THE TASK. Return the entries below in their exact form, leaving the pictures out.

::: ROWS

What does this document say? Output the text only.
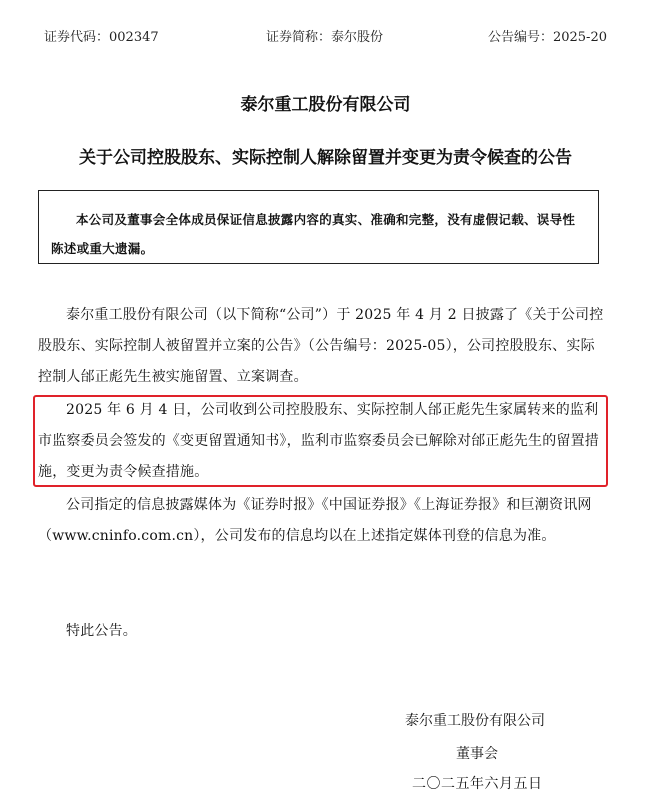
证券代码：002347	证券简称：泰尔股份	公告编号：2025-20
泰尔重工股份有限公司
关于公司控股股东、实际控制人解除留置并变更为责令候查的公告
本公司及董事会全体成员保证信息披露内容的真实、准确和完整，没有虚假记载、误导性陈述或重大遗漏。
泰尔重工股份有限公司（以下简称“公司”）于 2025 年 4 月 2 日披露了《关于公司控股股东、实际控制人被留置并立案的公告》（公告编号：2025-05），公司控股股东、实际控制人邰正彪先生被实施留置、立案调查。
2025 年 6 月 4 日，公司收到公司控股股东、实际控制人邰正彪先生家属转来的监利市监察委员会签发的《变更留置通知书》，监利市监察委员会已解除对邰正彪先生的留置措施，变更为责令候查措施。
公司指定的信息披露媒体为《证券时报》《中国证券报》《上海证券报》和巨潮资讯网（www.cninfo.com.cn），公司发布的信息均以在上述指定媒体刊登的信息为准。
特此公告。
泰尔重工股份有限公司
董事会
二〇二五年六月五日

::::::

REPLY.
What does this document say? Output the text only.
证券代码：002347	证券简称：泰尔股份	公告编号：2025-20
泰尔重工股份有限公司
关于公司控股股东、实际控制人解除留置并变更为责令候查的公告
本公司及董事会全体成员保证信息披露内容的真实、准确和完整，没有虚假记载、误导性陈述或重大遗漏。
泰尔重工股份有限公司（以下简称“公司”）于 2025 年 4 月 2 日披露了《关于公司控股股东、实际控制人被留置并立案的公告》（公告编号：2025-05），公司控股股东、实际控制人邰正彪先生被实施留置、立案调查。
2025 年 6 月 4 日，公司收到公司控股股东、实际控制人邰正彪先生家属转来的监利市监察委员会签发的《变更留置通知书》，监利市监察委员会已解除对邰正彪先生的留置措施，变更为责令候查措施。
公司指定的信息披露媒体为《证券时报》《中国证券报》《上海证券报》和巨潮资讯网（www.cninfo.com.cn），公司发布的信息均以在上述指定媒体刊登的信息为准。
特此公告。
泰尔重工股份有限公司
董事会
二〇二五年六月五日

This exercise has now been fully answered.